Exactly as written, retype the listing below, omitting the pictures.

:: MATERIAL PROVIDED ::

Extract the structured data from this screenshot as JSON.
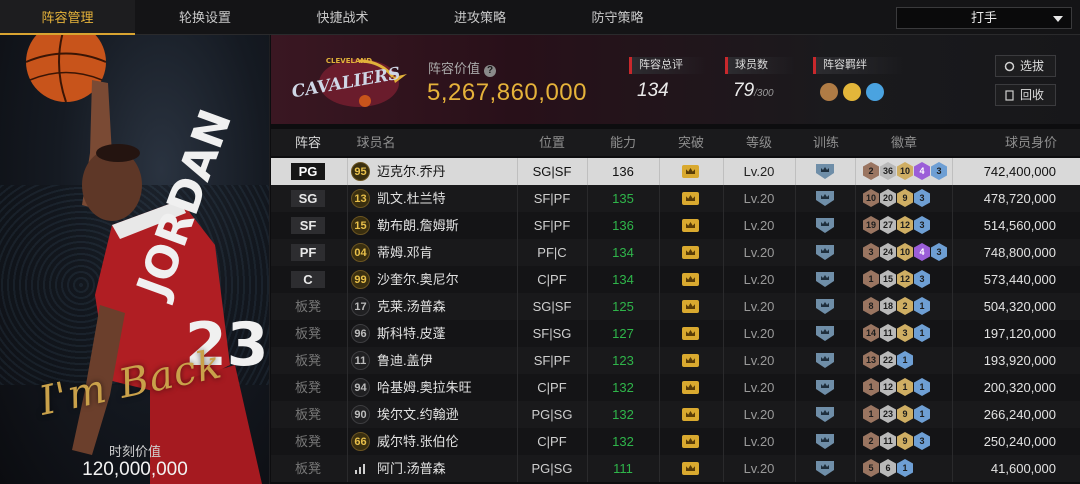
{
  "nav": {
    "tabs": [
      "阵容管理",
      "轮换设置",
      "快捷战术",
      "进攻策略",
      "防守策略"
    ],
    "active_index": 0,
    "role_select": "打手"
  },
  "player_card": {
    "signature": "I'm Back",
    "value_label": "时刻价值",
    "value": "120,000,000"
  },
  "team": {
    "logo_text": "CAVALIERS",
    "logo_subtext": "CLEVELAND",
    "lineup_value_label": "阵容价值",
    "lineup_value": "5,267,860,000",
    "overall_label": "阵容总评",
    "overall_value": "134",
    "players_label": "球员数",
    "players_value": "79",
    "players_max": "/300",
    "synergy_label": "阵容羁绊",
    "buttons": {
      "pick": "选拔",
      "recycle": "回收"
    }
  },
  "table": {
    "headers": [
      "阵容",
      "球员名",
      "位置",
      "能力",
      "突破",
      "等级",
      "训练",
      "徽章",
      "球员身价"
    ],
    "rows": [
      {
        "slot": "PG",
        "starter": true,
        "rating": "95",
        "rating_style": "gold",
        "name": "迈克尔.乔丹",
        "position": "SG|SF",
        "ability": "136",
        "level": "Lv.20",
        "badges": [
          [
            "bronze",
            "2"
          ],
          [
            "silver",
            "36"
          ],
          [
            "gold",
            "10"
          ],
          [
            "purple",
            "4"
          ],
          [
            "blue",
            "3"
          ]
        ],
        "value": "742,400,000",
        "selected": true
      },
      {
        "slot": "SG",
        "starter": true,
        "rating": "13",
        "rating_style": "gold",
        "name": "凯文.杜兰特",
        "position": "SF|PF",
        "ability": "135",
        "level": "Lv.20",
        "badges": [
          [
            "bronze",
            "10"
          ],
          [
            "silver",
            "20"
          ],
          [
            "gold",
            "9"
          ],
          [
            "blue",
            "3"
          ]
        ],
        "value": "478,720,000",
        "selected": false
      },
      {
        "slot": "SF",
        "starter": true,
        "rating": "15",
        "rating_style": "gold",
        "name": "勒布朗.詹姆斯",
        "position": "SF|PF",
        "ability": "136",
        "level": "Lv.20",
        "badges": [
          [
            "bronze",
            "19"
          ],
          [
            "silver",
            "27"
          ],
          [
            "gold",
            "12"
          ],
          [
            "blue",
            "3"
          ]
        ],
        "value": "514,560,000",
        "selected": false
      },
      {
        "slot": "PF",
        "starter": true,
        "rating": "04",
        "rating_style": "gold",
        "name": "蒂姆.邓肯",
        "position": "PF|C",
        "ability": "134",
        "level": "Lv.20",
        "badges": [
          [
            "bronze",
            "3"
          ],
          [
            "silver",
            "24"
          ],
          [
            "gold",
            "10"
          ],
          [
            "purple",
            "4"
          ],
          [
            "blue",
            "3"
          ]
        ],
        "value": "748,800,000",
        "selected": false
      },
      {
        "slot": "C",
        "starter": true,
        "rating": "99",
        "rating_style": "gold",
        "name": "沙奎尔.奥尼尔",
        "position": "C|PF",
        "ability": "134",
        "level": "Lv.20",
        "badges": [
          [
            "bronze",
            "1"
          ],
          [
            "silver",
            "15"
          ],
          [
            "gold",
            "12"
          ],
          [
            "blue",
            "3"
          ]
        ],
        "value": "573,440,000",
        "selected": false
      },
      {
        "slot": "板凳",
        "starter": false,
        "rating": "17",
        "rating_style": "dark",
        "name": "克莱.汤普森",
        "position": "SG|SF",
        "ability": "125",
        "level": "Lv.20",
        "badges": [
          [
            "bronze",
            "8"
          ],
          [
            "silver",
            "18"
          ],
          [
            "gold",
            "2"
          ],
          [
            "blue",
            "1"
          ]
        ],
        "value": "504,320,000",
        "selected": false
      },
      {
        "slot": "板凳",
        "starter": false,
        "rating": "96",
        "rating_style": "dark",
        "name": "斯科特.皮蓬",
        "position": "SF|SG",
        "ability": "127",
        "level": "Lv.20",
        "badges": [
          [
            "bronze",
            "14"
          ],
          [
            "silver",
            "11"
          ],
          [
            "gold",
            "3"
          ],
          [
            "blue",
            "1"
          ]
        ],
        "value": "197,120,000",
        "selected": false
      },
      {
        "slot": "板凳",
        "starter": false,
        "rating": "11",
        "rating_style": "dark",
        "name": "鲁迪.盖伊",
        "position": "SF|PF",
        "ability": "123",
        "level": "Lv.20",
        "badges": [
          [
            "bronze",
            "13"
          ],
          [
            "silver",
            "22"
          ],
          [
            "blue",
            "1"
          ]
        ],
        "value": "193,920,000",
        "selected": false
      },
      {
        "slot": "板凳",
        "starter": false,
        "rating": "94",
        "rating_style": "dark",
        "name": "哈基姆.奥拉朱旺",
        "position": "C|PF",
        "ability": "132",
        "level": "Lv.20",
        "badges": [
          [
            "bronze",
            "1"
          ],
          [
            "silver",
            "12"
          ],
          [
            "gold",
            "1"
          ],
          [
            "blue",
            "1"
          ]
        ],
        "value": "200,320,000",
        "selected": false
      },
      {
        "slot": "板凳",
        "starter": false,
        "rating": "90",
        "rating_style": "dark",
        "name": "埃尔文.约翰逊",
        "position": "PG|SG",
        "ability": "132",
        "level": "Lv.20",
        "badges": [
          [
            "bronze",
            "1"
          ],
          [
            "silver",
            "23"
          ],
          [
            "gold",
            "9"
          ],
          [
            "blue",
            "1"
          ]
        ],
        "value": "266,240,000",
        "selected": false
      },
      {
        "slot": "板凳",
        "starter": false,
        "rating": "66",
        "rating_style": "gold",
        "name": "威尔特.张伯伦",
        "position": "C|PF",
        "ability": "132",
        "level": "Lv.20",
        "badges": [
          [
            "bronze",
            "2"
          ],
          [
            "silver",
            "11"
          ],
          [
            "gold",
            "9"
          ],
          [
            "blue",
            "3"
          ]
        ],
        "value": "250,240,000",
        "selected": false
      },
      {
        "slot": "板凳",
        "starter": false,
        "rating": "",
        "rating_style": "bars",
        "name": "阿门.汤普森",
        "position": "PG|SG",
        "ability": "111",
        "level": "Lv.20",
        "badges": [
          [
            "bronze",
            "5"
          ],
          [
            "silver",
            "6"
          ],
          [
            "blue",
            "1"
          ]
        ],
        "value": "41,600,000",
        "selected": false
      }
    ]
  },
  "colors": {
    "accent_gold": "#e6b33a",
    "ability_green": "#2fb54a",
    "header_red": "#c8282c"
  }
}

:::

SOLUTION TO THE PROBLEM:
Extract the structured data from this screenshot as JSON.
{
  "nav": {
    "tabs": [
      "阵容管理",
      "轮换设置",
      "快捷战术",
      "进攻策略",
      "防守策略"
    ],
    "active_index": 0,
    "role_select": "打手"
  },
  "player_card": {
    "signature": "I'm Back",
    "value_label": "时刻价值",
    "value": "120,000,000"
  },
  "team": {
    "logo_text": "CAVALIERS",
    "logo_subtext": "CLEVELAND",
    "lineup_value_label": "阵容价值",
    "lineup_value": "5,267,860,000",
    "overall_label": "阵容总评",
    "overall_value": "134",
    "players_label": "球员数",
    "players_value": "79",
    "players_max": "/300",
    "synergy_label": "阵容羁绊",
    "buttons": {
      "pick": "选拔",
      "recycle": "回收"
    }
  },
  "table": {
    "headers": [
      "阵容",
      "球员名",
      "位置",
      "能力",
      "突破",
      "等级",
      "训练",
      "徽章",
      "球员身价"
    ],
    "rows": [
      {
        "slot": "PG",
        "starter": true,
        "rating": "95",
        "rating_style": "gold",
        "name": "迈克尔.乔丹",
        "position": "SG|SF",
        "ability": "136",
        "level": "Lv.20",
        "badges": [
          [
            "bronze",
            "2"
          ],
          [
            "silver",
            "36"
          ],
          [
            "gold",
            "10"
          ],
          [
            "purple",
            "4"
          ],
          [
            "blue",
            "3"
          ]
        ],
        "value": "742,400,000",
        "selected": true
      },
      {
        "slot": "SG",
        "starter": true,
        "rating": "13",
        "rating_style": "gold",
        "name": "凯文.杜兰特",
        "position": "SF|PF",
        "ability": "135",
        "level": "Lv.20",
        "badges": [
          [
            "bronze",
            "10"
          ],
          [
            "silver",
            "20"
          ],
          [
            "gold",
            "9"
          ],
          [
            "blue",
            "3"
          ]
        ],
        "value": "478,720,000",
        "selected": false
      },
      {
        "slot": "SF",
        "starter": true,
        "rating": "15",
        "rating_style": "gold",
        "name": "勒布朗.詹姆斯",
        "position": "SF|PF",
        "ability": "136",
        "level": "Lv.20",
        "badges": [
          [
            "bronze",
            "19"
          ],
          [
            "silver",
            "27"
          ],
          [
            "gold",
            "12"
          ],
          [
            "blue",
            "3"
          ]
        ],
        "value": "514,560,000",
        "selected": false
      },
      {
        "slot": "PF",
        "starter": true,
        "rating": "04",
        "rating_style": "gold",
        "name": "蒂姆.邓肯",
        "position": "PF|C",
        "ability": "134",
        "level": "Lv.20",
        "badges": [
          [
            "bronze",
            "3"
          ],
          [
            "silver",
            "24"
          ],
          [
            "gold",
            "10"
          ],
          [
            "purple",
            "4"
          ],
          [
            "blue",
            "3"
          ]
        ],
        "value": "748,800,000",
        "selected": false
      },
      {
        "slot": "C",
        "starter": true,
        "rating": "99",
        "rating_style": "gold",
        "name": "沙奎尔.奥尼尔",
        "position": "C|PF",
        "ability": "134",
        "level": "Lv.20",
        "badges": [
          [
            "bronze",
            "1"
          ],
          [
            "silver",
            "15"
          ],
          [
            "gold",
            "12"
          ],
          [
            "blue",
            "3"
          ]
        ],
        "value": "573,440,000",
        "selected": false
      },
      {
        "slot": "板凳",
        "starter": false,
        "rating": "17",
        "rating_style": "dark",
        "name": "克莱.汤普森",
        "position": "SG|SF",
        "ability": "125",
        "level": "Lv.20",
        "badges": [
          [
            "bronze",
            "8"
          ],
          [
            "silver",
            "18"
          ],
          [
            "gold",
            "2"
          ],
          [
            "blue",
            "1"
          ]
        ],
        "value": "504,320,000",
        "selected": false
      },
      {
        "slot": "板凳",
        "starter": false,
        "rating": "96",
        "rating_style": "dark",
        "name": "斯科特.皮蓬",
        "position": "SF|SG",
        "ability": "127",
        "level": "Lv.20",
        "badges": [
          [
            "bronze",
            "14"
          ],
          [
            "silver",
            "11"
          ],
          [
            "gold",
            "3"
          ],
          [
            "blue",
            "1"
          ]
        ],
        "value": "197,120,000",
        "selected": false
      },
      {
        "slot": "板凳",
        "starter": false,
        "rating": "11",
        "rating_style": "dark",
        "name": "鲁迪.盖伊",
        "position": "SF|PF",
        "ability": "123",
        "level": "Lv.20",
        "badges": [
          [
            "bronze",
            "13"
          ],
          [
            "silver",
            "22"
          ],
          [
            "blue",
            "1"
          ]
        ],
        "value": "193,920,000",
        "selected": false
      },
      {
        "slot": "板凳",
        "starter": false,
        "rating": "94",
        "rating_style": "dark",
        "name": "哈基姆.奥拉朱旺",
        "position": "C|PF",
        "ability": "132",
        "level": "Lv.20",
        "badges": [
          [
            "bronze",
            "1"
          ],
          [
            "silver",
            "12"
          ],
          [
            "gold",
            "1"
          ],
          [
            "blue",
            "1"
          ]
        ],
        "value": "200,320,000",
        "selected": false
      },
      {
        "slot": "板凳",
        "starter": false,
        "rating": "90",
        "rating_style": "dark",
        "name": "埃尔文.约翰逊",
        "position": "PG|SG",
        "ability": "132",
        "level": "Lv.20",
        "badges": [
          [
            "bronze",
            "1"
          ],
          [
            "silver",
            "23"
          ],
          [
            "gold",
            "9"
          ],
          [
            "blue",
            "1"
          ]
        ],
        "value": "266,240,000",
        "selected": false
      },
      {
        "slot": "板凳",
        "starter": false,
        "rating": "66",
        "rating_style": "gold",
        "name": "威尔特.张伯伦",
        "position": "C|PF",
        "ability": "132",
        "level": "Lv.20",
        "badges": [
          [
            "bronze",
            "2"
          ],
          [
            "silver",
            "11"
          ],
          [
            "gold",
            "9"
          ],
          [
            "blue",
            "3"
          ]
        ],
        "value": "250,240,000",
        "selected": false
      },
      {
        "slot": "板凳",
        "starter": false,
        "rating": "",
        "rating_style": "bars",
        "name": "阿门.汤普森",
        "position": "PG|SG",
        "ability": "111",
        "level": "Lv.20",
        "badges": [
          [
            "bronze",
            "5"
          ],
          [
            "silver",
            "6"
          ],
          [
            "blue",
            "1"
          ]
        ],
        "value": "41,600,000",
        "selected": false
      }
    ]
  },
  "colors": {
    "accent_gold": "#e6b33a",
    "ability_green": "#2fb54a",
    "header_red": "#c8282c"
  }
}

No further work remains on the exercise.